# Raw data start

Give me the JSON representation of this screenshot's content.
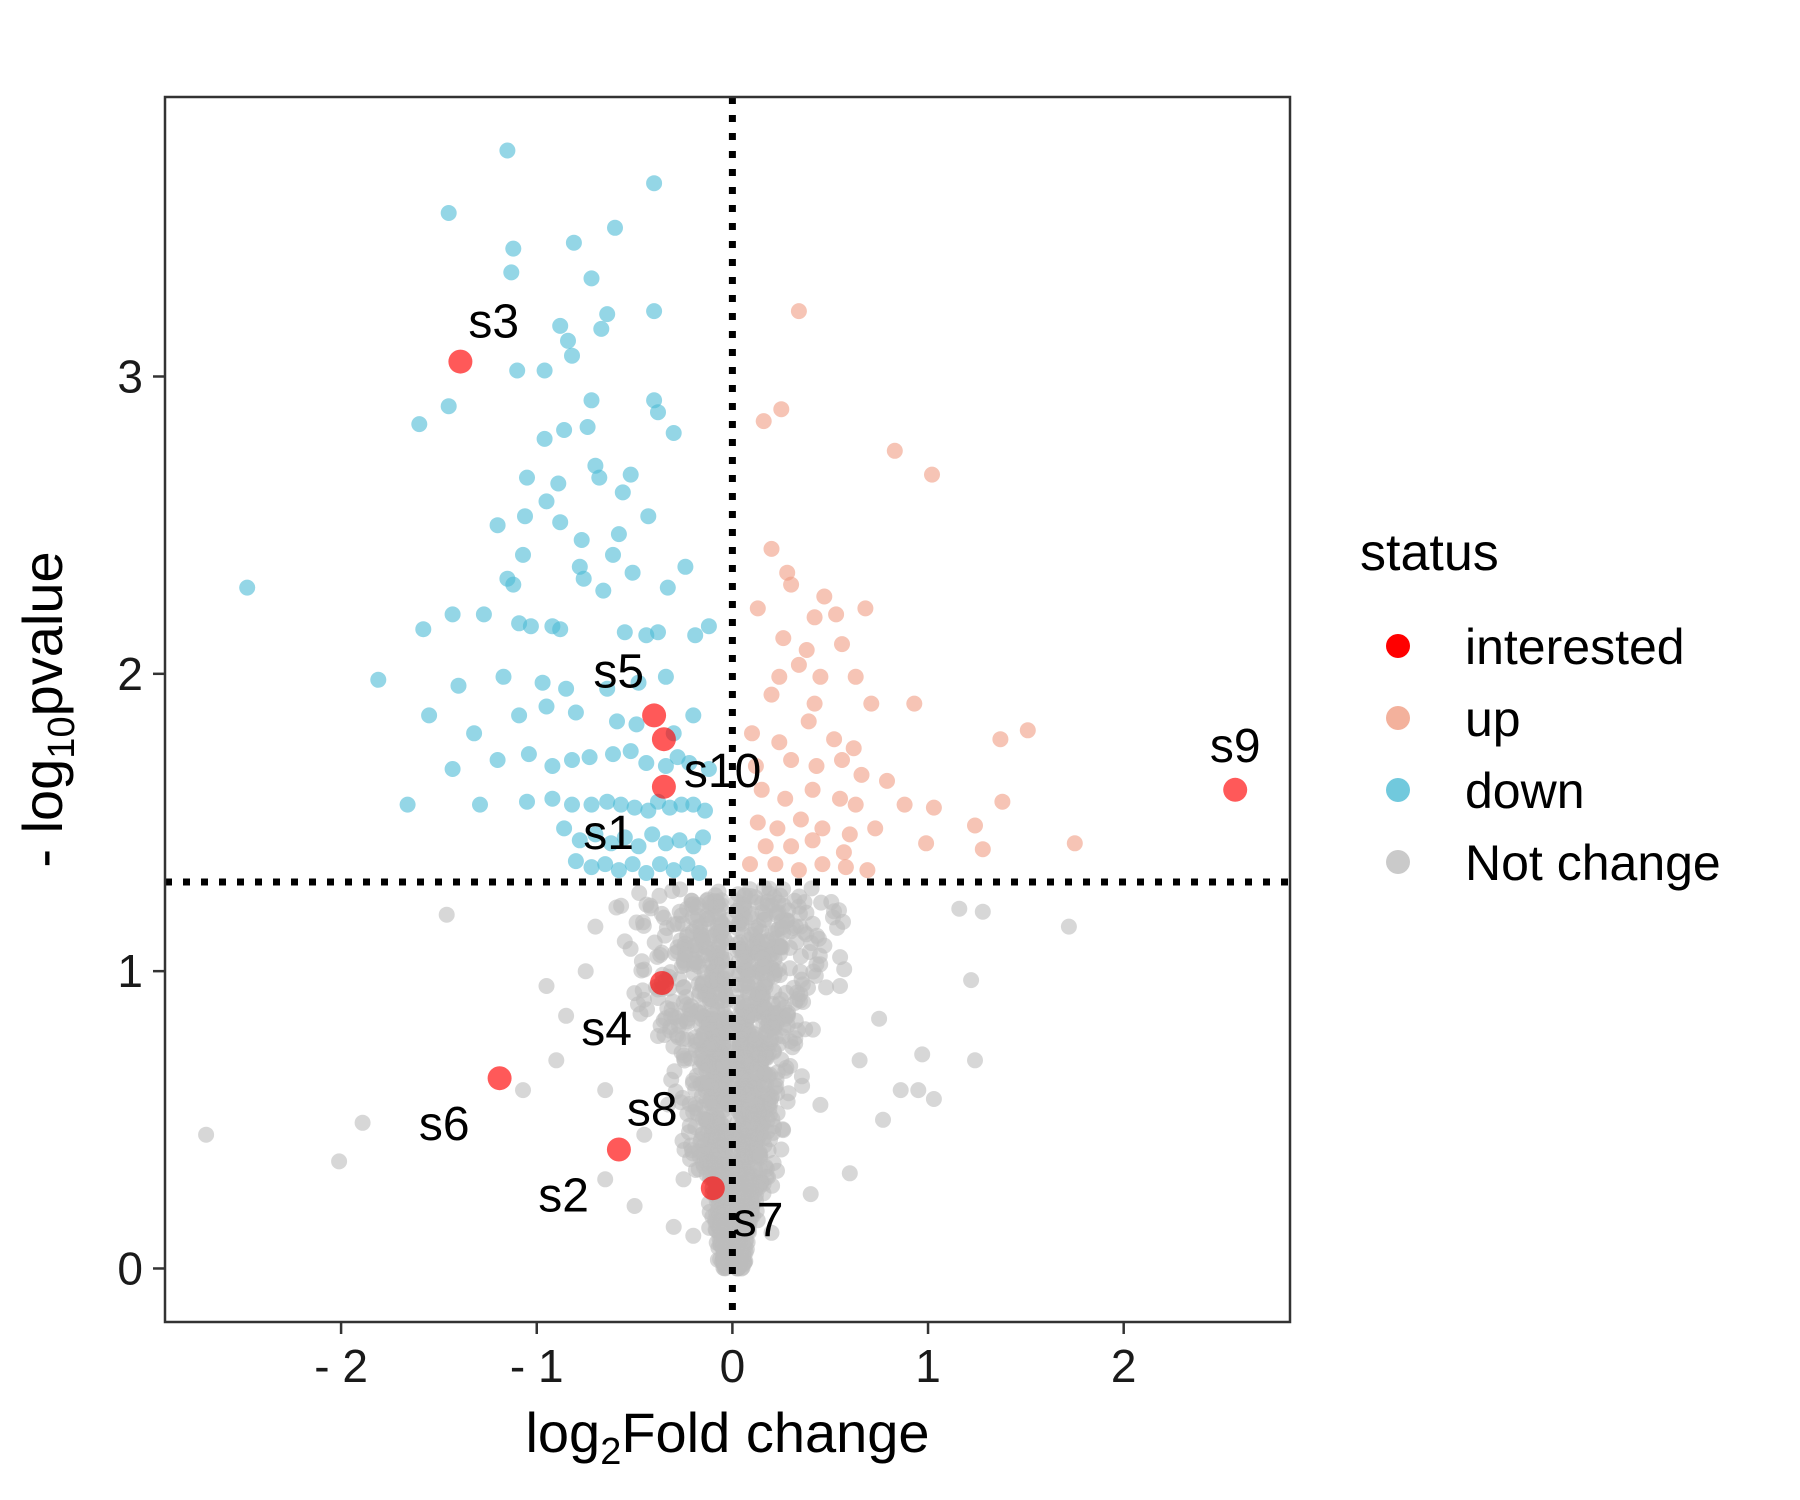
{
  "chart_data": {
    "type": "scatter",
    "xlabel": {
      "prefix": "log",
      "sub": "2",
      "suffix": "Fold change"
    },
    "ylabel": {
      "prefix": "- log",
      "sub": "10",
      "suffix": "pvalue"
    },
    "xlim": [
      -2.9,
      2.85
    ],
    "ylim": [
      -0.18,
      3.94
    ],
    "x_ticks": [
      -2,
      -1,
      0,
      1,
      2
    ],
    "x_tick_labels": [
      "- 2",
      "- 1",
      "0",
      "1",
      "2"
    ],
    "y_ticks": [
      0,
      1,
      2,
      3
    ],
    "y_tick_labels": [
      "0",
      "1",
      "2",
      "3"
    ],
    "grid": false,
    "threshold_lines": {
      "x": 0,
      "y": 1.3
    },
    "legend": {
      "title": "status",
      "position": "right",
      "entries": [
        {
          "label": "interested",
          "color": "#ff0000"
        },
        {
          "label": "up",
          "color": "#f09d83"
        },
        {
          "label": "down",
          "color": "#4dbbd5"
        },
        {
          "label": "Not change",
          "color": "#bdbdbd"
        }
      ]
    },
    "labeled_points": [
      {
        "label": "s1",
        "x": -0.35,
        "y": 1.62,
        "label_pos": "below-left"
      },
      {
        "label": "s2",
        "x": -0.58,
        "y": 0.4,
        "label_pos": "below-left"
      },
      {
        "label": "s3",
        "x": -1.39,
        "y": 3.05,
        "label_pos": "above-right"
      },
      {
        "label": "s4",
        "x": -0.36,
        "y": 0.96,
        "label_pos": "below-left"
      },
      {
        "label": "s5",
        "x": -0.4,
        "y": 1.86,
        "label_pos": "above-left"
      },
      {
        "label": "s6",
        "x": -1.19,
        "y": 0.64,
        "label_pos": "below-left"
      },
      {
        "label": "s7",
        "x": -0.1,
        "y": 0.27,
        "label_pos": "below-right"
      },
      {
        "label": "s8",
        "x": -0.58,
        "y": 0.4,
        "label_pos": "above-right"
      },
      {
        "label": "s9",
        "x": 2.57,
        "y": 1.61,
        "label_pos": "above"
      },
      {
        "label": "s10",
        "x": -0.35,
        "y": 1.78,
        "label_pos": "below-right"
      }
    ],
    "series": [
      {
        "name": "down",
        "points": [
          [
            -1.15,
            3.76
          ],
          [
            -0.4,
            3.65
          ],
          [
            -1.45,
            3.55
          ],
          [
            -0.6,
            3.5
          ],
          [
            -0.81,
            3.45
          ],
          [
            -1.12,
            3.43
          ],
          [
            -1.13,
            3.35
          ],
          [
            -0.72,
            3.33
          ],
          [
            -0.4,
            3.22
          ],
          [
            -0.64,
            3.21
          ],
          [
            -0.88,
            3.17
          ],
          [
            -0.67,
            3.16
          ],
          [
            -0.84,
            3.12
          ],
          [
            -0.82,
            3.07
          ],
          [
            -1.1,
            3.02
          ],
          [
            -0.96,
            3.02
          ],
          [
            -0.4,
            2.92
          ],
          [
            -0.72,
            2.92
          ],
          [
            -1.45,
            2.9
          ],
          [
            -0.38,
            2.88
          ],
          [
            -0.74,
            2.83
          ],
          [
            -0.86,
            2.82
          ],
          [
            -1.6,
            2.84
          ],
          [
            -0.3,
            2.81
          ],
          [
            -0.96,
            2.79
          ],
          [
            -0.7,
            2.7
          ],
          [
            -0.68,
            2.66
          ],
          [
            -1.05,
            2.66
          ],
          [
            -0.52,
            2.67
          ],
          [
            -0.89,
            2.64
          ],
          [
            -0.56,
            2.61
          ],
          [
            -0.95,
            2.58
          ],
          [
            -1.06,
            2.53
          ],
          [
            -0.88,
            2.51
          ],
          [
            -0.58,
            2.47
          ],
          [
            -0.77,
            2.45
          ],
          [
            -1.2,
            2.5
          ],
          [
            -0.43,
            2.53
          ],
          [
            -2.48,
            2.29
          ],
          [
            -1.07,
            2.4
          ],
          [
            -0.61,
            2.4
          ],
          [
            -0.78,
            2.36
          ],
          [
            -1.12,
            2.3
          ],
          [
            -0.76,
            2.32
          ],
          [
            -0.51,
            2.34
          ],
          [
            -0.24,
            2.36
          ],
          [
            -1.15,
            2.32
          ],
          [
            -0.66,
            2.28
          ],
          [
            -0.33,
            2.29
          ],
          [
            -1.58,
            2.15
          ],
          [
            -1.43,
            2.2
          ],
          [
            -1.27,
            2.2
          ],
          [
            -1.09,
            2.17
          ],
          [
            -1.03,
            2.16
          ],
          [
            -0.92,
            2.16
          ],
          [
            -0.88,
            2.15
          ],
          [
            -0.55,
            2.14
          ],
          [
            -0.44,
            2.13
          ],
          [
            -0.38,
            2.14
          ],
          [
            -0.19,
            2.13
          ],
          [
            -0.12,
            2.16
          ],
          [
            -1.81,
            1.98
          ],
          [
            -1.4,
            1.96
          ],
          [
            -1.17,
            1.99
          ],
          [
            -0.97,
            1.97
          ],
          [
            -0.85,
            1.95
          ],
          [
            -0.64,
            1.95
          ],
          [
            -0.48,
            1.97
          ],
          [
            -0.34,
            1.99
          ],
          [
            -1.55,
            1.86
          ],
          [
            -1.32,
            1.8
          ],
          [
            -1.09,
            1.86
          ],
          [
            -0.95,
            1.89
          ],
          [
            -0.8,
            1.87
          ],
          [
            -0.59,
            1.84
          ],
          [
            -0.49,
            1.83
          ],
          [
            -0.3,
            1.8
          ],
          [
            -0.2,
            1.86
          ],
          [
            -1.43,
            1.68
          ],
          [
            -1.2,
            1.71
          ],
          [
            -1.04,
            1.73
          ],
          [
            -0.92,
            1.69
          ],
          [
            -0.82,
            1.71
          ],
          [
            -0.73,
            1.72
          ],
          [
            -0.61,
            1.73
          ],
          [
            -0.52,
            1.74
          ],
          [
            -0.44,
            1.7
          ],
          [
            -0.34,
            1.69
          ],
          [
            -0.28,
            1.72
          ],
          [
            -0.22,
            1.7
          ],
          [
            -0.12,
            1.68
          ],
          [
            -1.66,
            1.56
          ],
          [
            -1.29,
            1.56
          ],
          [
            -1.05,
            1.57
          ],
          [
            -0.92,
            1.58
          ],
          [
            -0.82,
            1.56
          ],
          [
            -0.72,
            1.56
          ],
          [
            -0.64,
            1.57
          ],
          [
            -0.57,
            1.56
          ],
          [
            -0.5,
            1.55
          ],
          [
            -0.43,
            1.54
          ],
          [
            -0.38,
            1.57
          ],
          [
            -0.32,
            1.55
          ],
          [
            -0.26,
            1.56
          ],
          [
            -0.2,
            1.56
          ],
          [
            -0.14,
            1.54
          ],
          [
            -0.86,
            1.48
          ],
          [
            -0.78,
            1.44
          ],
          [
            -0.7,
            1.46
          ],
          [
            -0.62,
            1.43
          ],
          [
            -0.55,
            1.45
          ],
          [
            -0.48,
            1.42
          ],
          [
            -0.41,
            1.46
          ],
          [
            -0.34,
            1.43
          ],
          [
            -0.27,
            1.44
          ],
          [
            -0.2,
            1.42
          ],
          [
            -0.15,
            1.45
          ],
          [
            -0.8,
            1.37
          ],
          [
            -0.72,
            1.35
          ],
          [
            -0.65,
            1.36
          ],
          [
            -0.58,
            1.34
          ],
          [
            -0.51,
            1.36
          ],
          [
            -0.44,
            1.33
          ],
          [
            -0.37,
            1.36
          ],
          [
            -0.3,
            1.34
          ],
          [
            -0.23,
            1.36
          ],
          [
            -0.17,
            1.33
          ]
        ]
      },
      {
        "name": "up",
        "points": [
          [
            0.34,
            3.22
          ],
          [
            0.25,
            2.89
          ],
          [
            0.16,
            2.85
          ],
          [
            0.83,
            2.75
          ],
          [
            1.02,
            2.67
          ],
          [
            0.2,
            2.42
          ],
          [
            0.28,
            2.34
          ],
          [
            0.3,
            2.3
          ],
          [
            0.47,
            2.26
          ],
          [
            0.13,
            2.22
          ],
          [
            0.42,
            2.19
          ],
          [
            0.53,
            2.2
          ],
          [
            0.68,
            2.22
          ],
          [
            0.26,
            2.12
          ],
          [
            0.38,
            2.08
          ],
          [
            0.56,
            2.1
          ],
          [
            0.24,
            1.99
          ],
          [
            0.34,
            2.03
          ],
          [
            0.45,
            1.99
          ],
          [
            0.63,
            1.99
          ],
          [
            0.2,
            1.93
          ],
          [
            0.42,
            1.9
          ],
          [
            0.71,
            1.9
          ],
          [
            0.93,
            1.9
          ],
          [
            0.1,
            1.8
          ],
          [
            0.24,
            1.77
          ],
          [
            0.39,
            1.84
          ],
          [
            0.52,
            1.78
          ],
          [
            0.62,
            1.75
          ],
          [
            1.37,
            1.78
          ],
          [
            1.51,
            1.81
          ],
          [
            0.12,
            1.69
          ],
          [
            0.3,
            1.71
          ],
          [
            0.43,
            1.69
          ],
          [
            0.56,
            1.71
          ],
          [
            0.66,
            1.66
          ],
          [
            0.79,
            1.64
          ],
          [
            0.15,
            1.61
          ],
          [
            0.27,
            1.58
          ],
          [
            0.41,
            1.61
          ],
          [
            0.55,
            1.58
          ],
          [
            0.63,
            1.56
          ],
          [
            0.88,
            1.56
          ],
          [
            1.03,
            1.55
          ],
          [
            1.38,
            1.57
          ],
          [
            0.13,
            1.5
          ],
          [
            0.23,
            1.48
          ],
          [
            0.35,
            1.51
          ],
          [
            0.46,
            1.48
          ],
          [
            0.6,
            1.46
          ],
          [
            0.73,
            1.48
          ],
          [
            1.24,
            1.49
          ],
          [
            0.17,
            1.42
          ],
          [
            0.3,
            1.42
          ],
          [
            0.41,
            1.44
          ],
          [
            0.57,
            1.4
          ],
          [
            0.99,
            1.43
          ],
          [
            1.28,
            1.41
          ],
          [
            1.75,
            1.43
          ],
          [
            0.09,
            1.36
          ],
          [
            0.22,
            1.36
          ],
          [
            0.34,
            1.34
          ],
          [
            0.46,
            1.36
          ],
          [
            0.58,
            1.35
          ],
          [
            0.69,
            1.34
          ]
        ]
      },
      {
        "name": "Not change",
        "points": [
          [
            -2.69,
            0.45
          ],
          [
            -1.89,
            0.49
          ],
          [
            -2.01,
            0.36
          ],
          [
            -1.46,
            1.19
          ],
          [
            -1.07,
            0.6
          ],
          [
            -0.9,
            0.7
          ],
          [
            -0.95,
            0.95
          ],
          [
            -0.7,
            1.15
          ],
          [
            -0.65,
            0.3
          ],
          [
            -0.5,
            0.21
          ],
          [
            -0.3,
            0.14
          ],
          [
            -0.2,
            0.11
          ],
          [
            0.2,
            0.12
          ],
          [
            0.4,
            0.25
          ],
          [
            0.6,
            0.32
          ],
          [
            0.77,
            0.5
          ],
          [
            0.86,
            0.6
          ],
          [
            0.95,
            0.6
          ],
          [
            1.03,
            0.57
          ],
          [
            1.22,
            0.97
          ],
          [
            1.24,
            0.7
          ],
          [
            1.28,
            1.2
          ],
          [
            1.72,
            1.15
          ],
          [
            1.16,
            1.21
          ],
          [
            0.97,
            0.72
          ],
          [
            0.75,
            0.84
          ],
          [
            0.55,
            0.95
          ],
          [
            0.35,
            1.05
          ],
          [
            0.15,
            1.1
          ],
          [
            -0.15,
            1.1
          ],
          [
            -0.35,
            1.18
          ],
          [
            -0.55,
            1.1
          ],
          [
            -0.75,
            1.0
          ],
          [
            -0.85,
            0.85
          ],
          [
            -0.65,
            0.6
          ],
          [
            -0.45,
            0.45
          ],
          [
            -0.25,
            0.3
          ],
          [
            0.05,
            0.05
          ],
          [
            0.1,
            0.2
          ],
          [
            0.25,
            0.4
          ],
          [
            0.45,
            0.55
          ],
          [
            0.65,
            0.7
          ]
        ]
      },
      {
        "name": "interested",
        "points": [
          [
            -1.39,
            3.05
          ],
          [
            -0.4,
            1.86
          ],
          [
            -0.35,
            1.78
          ],
          [
            -0.35,
            1.62
          ],
          [
            -0.36,
            0.96
          ],
          [
            -1.19,
            0.64
          ],
          [
            -0.58,
            0.4
          ],
          [
            -0.1,
            0.27
          ],
          [
            2.57,
            1.61
          ]
        ]
      }
    ]
  }
}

# Raw data end

Given instruction: Write down every line of the data above that includes the string "change".

Response to the task:
      "suffix": "Fold change"
          "label": "Not change",
        "name": "Not change",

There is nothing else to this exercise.